(Dataset items)
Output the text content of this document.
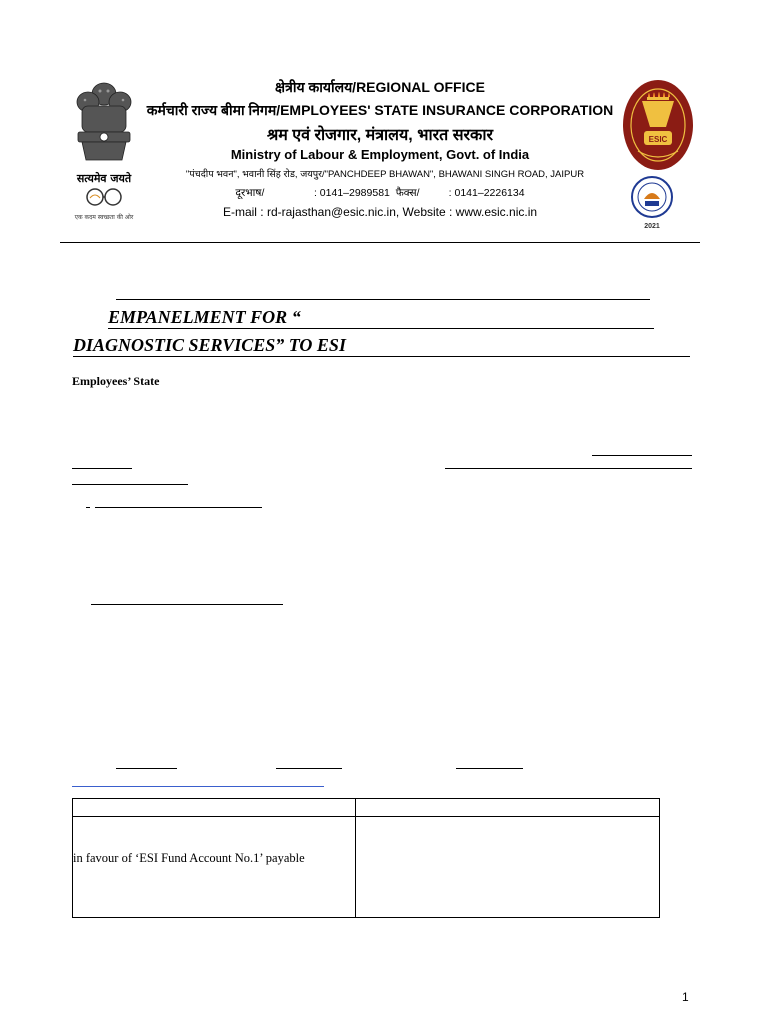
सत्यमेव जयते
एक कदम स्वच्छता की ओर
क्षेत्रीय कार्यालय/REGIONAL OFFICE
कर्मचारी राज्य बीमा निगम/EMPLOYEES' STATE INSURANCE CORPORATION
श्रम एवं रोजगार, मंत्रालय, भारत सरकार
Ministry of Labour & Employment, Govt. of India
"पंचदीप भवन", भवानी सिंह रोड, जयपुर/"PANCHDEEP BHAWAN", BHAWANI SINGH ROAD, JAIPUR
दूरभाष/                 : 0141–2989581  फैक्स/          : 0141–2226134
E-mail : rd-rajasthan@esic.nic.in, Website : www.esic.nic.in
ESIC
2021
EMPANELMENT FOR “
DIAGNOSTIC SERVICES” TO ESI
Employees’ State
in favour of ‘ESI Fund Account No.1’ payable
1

---

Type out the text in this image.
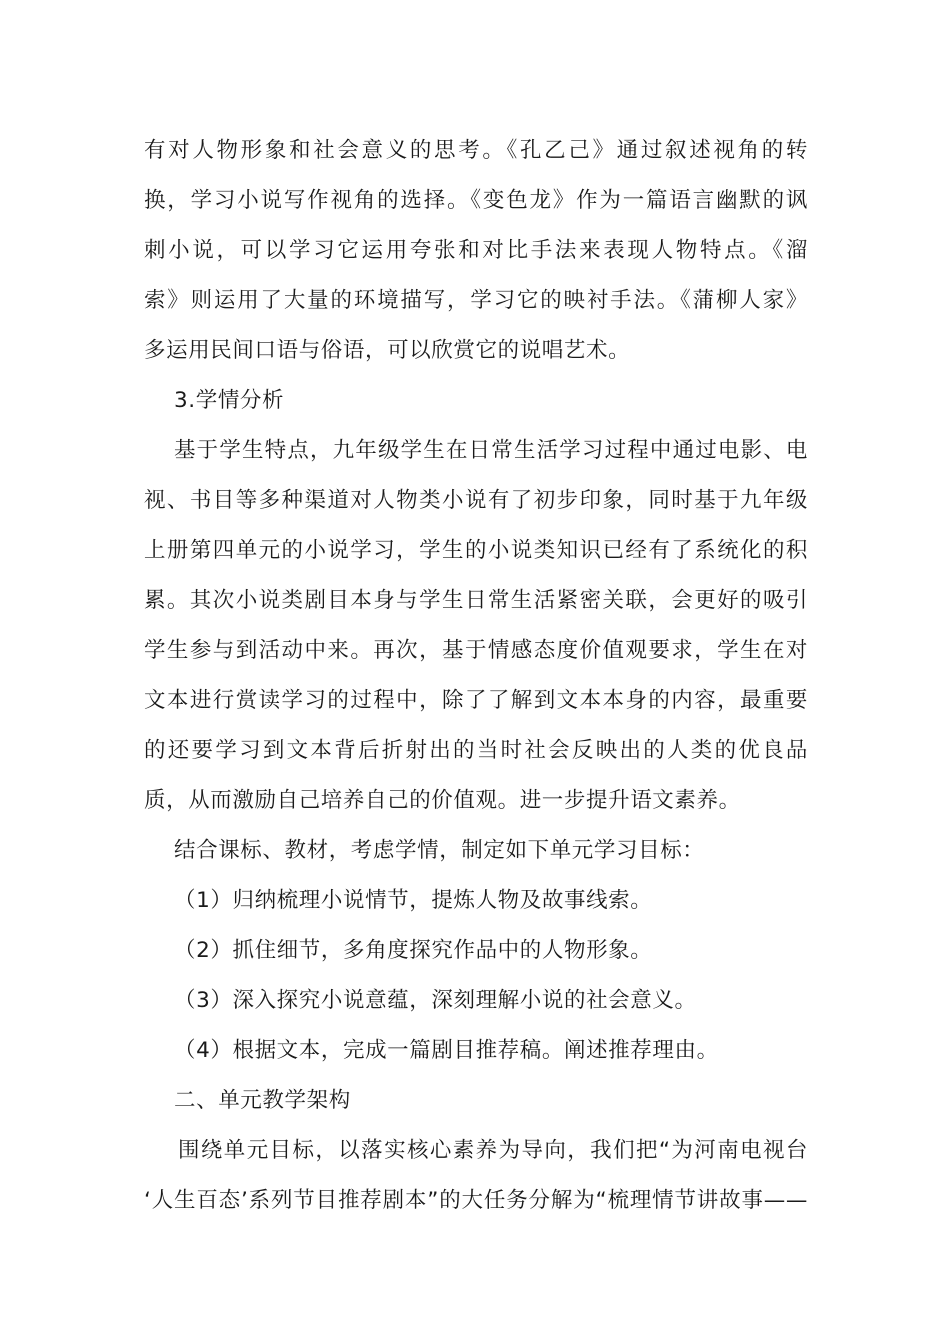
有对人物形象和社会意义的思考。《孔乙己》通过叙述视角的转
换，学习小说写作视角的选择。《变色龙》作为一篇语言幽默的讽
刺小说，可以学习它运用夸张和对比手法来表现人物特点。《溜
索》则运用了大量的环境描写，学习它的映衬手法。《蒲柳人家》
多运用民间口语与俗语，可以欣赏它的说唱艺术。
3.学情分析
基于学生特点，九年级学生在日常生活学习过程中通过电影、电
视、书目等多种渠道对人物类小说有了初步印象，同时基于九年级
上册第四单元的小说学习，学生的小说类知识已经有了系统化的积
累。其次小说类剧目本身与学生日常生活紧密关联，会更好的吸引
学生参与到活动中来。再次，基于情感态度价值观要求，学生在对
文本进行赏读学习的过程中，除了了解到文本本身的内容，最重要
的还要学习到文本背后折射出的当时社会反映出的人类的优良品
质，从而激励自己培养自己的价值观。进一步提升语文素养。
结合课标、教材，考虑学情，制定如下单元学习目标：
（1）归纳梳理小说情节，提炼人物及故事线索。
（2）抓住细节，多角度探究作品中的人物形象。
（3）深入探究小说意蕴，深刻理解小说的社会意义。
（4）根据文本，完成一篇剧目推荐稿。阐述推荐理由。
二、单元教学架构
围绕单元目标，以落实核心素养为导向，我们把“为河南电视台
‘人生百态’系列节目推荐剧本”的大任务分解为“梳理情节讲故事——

(Objective)
Review the material and copy each line in which the word "text" appears.

(Answer for this exercise)
Output the text content of this document.
Type out the text in this image.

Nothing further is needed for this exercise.